### Set task
Each entry in the listing below should be restated word for word.

------ Supplied records ------

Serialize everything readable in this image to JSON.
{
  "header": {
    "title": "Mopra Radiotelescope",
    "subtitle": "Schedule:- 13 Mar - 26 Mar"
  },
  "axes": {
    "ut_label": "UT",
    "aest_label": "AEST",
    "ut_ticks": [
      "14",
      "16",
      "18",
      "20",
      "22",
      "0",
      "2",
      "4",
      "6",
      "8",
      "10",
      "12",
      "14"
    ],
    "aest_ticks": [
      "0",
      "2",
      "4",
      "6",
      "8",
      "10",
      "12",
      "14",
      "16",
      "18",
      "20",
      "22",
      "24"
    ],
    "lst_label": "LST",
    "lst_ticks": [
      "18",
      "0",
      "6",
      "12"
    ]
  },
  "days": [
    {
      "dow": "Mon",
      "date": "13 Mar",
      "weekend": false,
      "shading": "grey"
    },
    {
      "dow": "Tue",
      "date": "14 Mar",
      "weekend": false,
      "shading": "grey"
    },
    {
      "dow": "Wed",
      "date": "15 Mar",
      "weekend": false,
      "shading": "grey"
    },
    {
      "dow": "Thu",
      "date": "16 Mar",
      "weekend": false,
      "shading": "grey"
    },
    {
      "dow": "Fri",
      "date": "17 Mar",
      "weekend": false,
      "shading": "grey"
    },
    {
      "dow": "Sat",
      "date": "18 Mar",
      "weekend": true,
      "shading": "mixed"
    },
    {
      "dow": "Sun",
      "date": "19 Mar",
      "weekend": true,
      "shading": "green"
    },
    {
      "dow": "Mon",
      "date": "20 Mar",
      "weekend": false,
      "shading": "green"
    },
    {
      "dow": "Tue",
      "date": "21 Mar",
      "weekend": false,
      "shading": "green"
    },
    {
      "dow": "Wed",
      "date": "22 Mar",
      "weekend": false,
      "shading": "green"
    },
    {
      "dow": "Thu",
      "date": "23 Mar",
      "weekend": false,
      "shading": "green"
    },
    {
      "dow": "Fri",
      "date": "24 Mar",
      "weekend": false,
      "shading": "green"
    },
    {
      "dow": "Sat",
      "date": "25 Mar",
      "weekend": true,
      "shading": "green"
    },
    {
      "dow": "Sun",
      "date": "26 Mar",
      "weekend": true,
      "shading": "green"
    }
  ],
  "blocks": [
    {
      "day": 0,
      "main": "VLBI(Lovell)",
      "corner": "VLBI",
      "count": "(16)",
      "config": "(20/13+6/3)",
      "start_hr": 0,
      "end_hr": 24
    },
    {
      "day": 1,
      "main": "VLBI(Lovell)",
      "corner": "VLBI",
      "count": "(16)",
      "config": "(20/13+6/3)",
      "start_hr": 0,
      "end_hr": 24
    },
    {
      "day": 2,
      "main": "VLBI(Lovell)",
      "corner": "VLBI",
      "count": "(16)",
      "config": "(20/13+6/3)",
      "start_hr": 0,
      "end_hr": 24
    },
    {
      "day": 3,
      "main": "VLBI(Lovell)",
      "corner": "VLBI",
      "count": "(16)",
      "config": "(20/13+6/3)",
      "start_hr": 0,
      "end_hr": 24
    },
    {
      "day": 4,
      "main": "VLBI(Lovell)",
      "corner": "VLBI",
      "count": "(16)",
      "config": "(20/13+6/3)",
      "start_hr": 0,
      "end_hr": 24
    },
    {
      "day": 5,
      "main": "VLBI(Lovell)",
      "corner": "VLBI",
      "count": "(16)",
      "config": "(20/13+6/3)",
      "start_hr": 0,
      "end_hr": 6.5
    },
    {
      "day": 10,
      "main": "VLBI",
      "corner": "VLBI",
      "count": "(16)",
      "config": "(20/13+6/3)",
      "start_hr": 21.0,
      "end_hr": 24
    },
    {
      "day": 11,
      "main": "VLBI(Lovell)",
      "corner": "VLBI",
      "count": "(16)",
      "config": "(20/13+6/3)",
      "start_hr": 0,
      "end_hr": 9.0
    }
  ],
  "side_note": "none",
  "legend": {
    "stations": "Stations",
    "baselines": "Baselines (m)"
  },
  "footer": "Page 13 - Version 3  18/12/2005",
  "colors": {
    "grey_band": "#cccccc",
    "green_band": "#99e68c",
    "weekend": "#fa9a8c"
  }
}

------

### Written reply
Serialize everything readable in this image to JSON.
{
  "header": {
    "title": "Mopra Radiotelescope",
    "subtitle": "Schedule:- 13 Mar - 26 Mar"
  },
  "axes": {
    "ut_label": "UT",
    "aest_label": "AEST",
    "ut_ticks": [
      "14",
      "16",
      "18",
      "20",
      "22",
      "0",
      "2",
      "4",
      "6",
      "8",
      "10",
      "12",
      "14"
    ],
    "aest_ticks": [
      "0",
      "2",
      "4",
      "6",
      "8",
      "10",
      "12",
      "14",
      "16",
      "18",
      "20",
      "22",
      "24"
    ],
    "lst_label": "LST",
    "lst_ticks": [
      "18",
      "0",
      "6",
      "12"
    ]
  },
  "days": [
    {
      "dow": "Mon",
      "date": "13 Mar",
      "weekend": false,
      "shading": "grey"
    },
    {
      "dow": "Tue",
      "date": "14 Mar",
      "weekend": false,
      "shading": "grey"
    },
    {
      "dow": "Wed",
      "date": "15 Mar",
      "weekend": false,
      "shading": "grey"
    },
    {
      "dow": "Thu",
      "date": "16 Mar",
      "weekend": false,
      "shading": "grey"
    },
    {
      "dow": "Fri",
      "date": "17 Mar",
      "weekend": false,
      "shading": "grey"
    },
    {
      "dow": "Sat",
      "date": "18 Mar",
      "weekend": true,
      "shading": "mixed"
    },
    {
      "dow": "Sun",
      "date": "19 Mar",
      "weekend": true,
      "shading": "green"
    },
    {
      "dow": "Mon",
      "date": "20 Mar",
      "weekend": false,
      "shading": "green"
    },
    {
      "dow": "Tue",
      "date": "21 Mar",
      "weekend": false,
      "shading": "green"
    },
    {
      "dow": "Wed",
      "date": "22 Mar",
      "weekend": false,
      "shading": "green"
    },
    {
      "dow": "Thu",
      "date": "23 Mar",
      "weekend": false,
      "shading": "green"
    },
    {
      "dow": "Fri",
      "date": "24 Mar",
      "weekend": false,
      "shading": "green"
    },
    {
      "dow": "Sat",
      "date": "25 Mar",
      "weekend": true,
      "shading": "green"
    },
    {
      "dow": "Sun",
      "date": "26 Mar",
      "weekend": true,
      "shading": "green"
    }
  ],
  "blocks": [
    {
      "day": 0,
      "main": "VLBI(Lovell)",
      "corner": "VLBI",
      "count": "(16)",
      "config": "(20/13+6/3)",
      "start_hr": 0,
      "end_hr": 24
    },
    {
      "day": 1,
      "main": "VLBI(Lovell)",
      "corner": "VLBI",
      "count": "(16)",
      "config": "(20/13+6/3)",
      "start_hr": 0,
      "end_hr": 24
    },
    {
      "day": 2,
      "main": "VLBI(Lovell)",
      "corner": "VLBI",
      "count": "(16)",
      "config": "(20/13+6/3)",
      "start_hr": 0,
      "end_hr": 24
    },
    {
      "day": 3,
      "main": "VLBI(Lovell)",
      "corner": "VLBI",
      "count": "(16)",
      "config": "(20/13+6/3)",
      "start_hr": 0,
      "end_hr": 24
    },
    {
      "day": 4,
      "main": "VLBI(Lovell)",
      "corner": "VLBI",
      "count": "(16)",
      "config": "(20/13+6/3)",
      "start_hr": 0,
      "end_hr": 24
    },
    {
      "day": 5,
      "main": "VLBI(Lovell)",
      "corner": "VLBI",
      "count": "(16)",
      "config": "(20/13+6/3)",
      "start_hr": 0,
      "end_hr": 6.5
    },
    {
      "day": 10,
      "main": "VLBI",
      "corner": "VLBI",
      "count": "(16)",
      "config": "(20/13+6/3)",
      "start_hr": 21.0,
      "end_hr": 24
    },
    {
      "day": 11,
      "main": "VLBI(Lovell)",
      "corner": "VLBI",
      "count": "(16)",
      "config": "(20/13+6/3)",
      "start_hr": 0,
      "end_hr": 9.0
    }
  ],
  "side_note": "none",
  "legend": {
    "stations": "Stations",
    "baselines": "Baselines (m)"
  },
  "footer": "Page 13 - Version 3  18/12/2005",
  "colors": {
    "grey_band": "#cccccc",
    "green_band": "#99e68c",
    "weekend": "#fa9a8c"
  }
}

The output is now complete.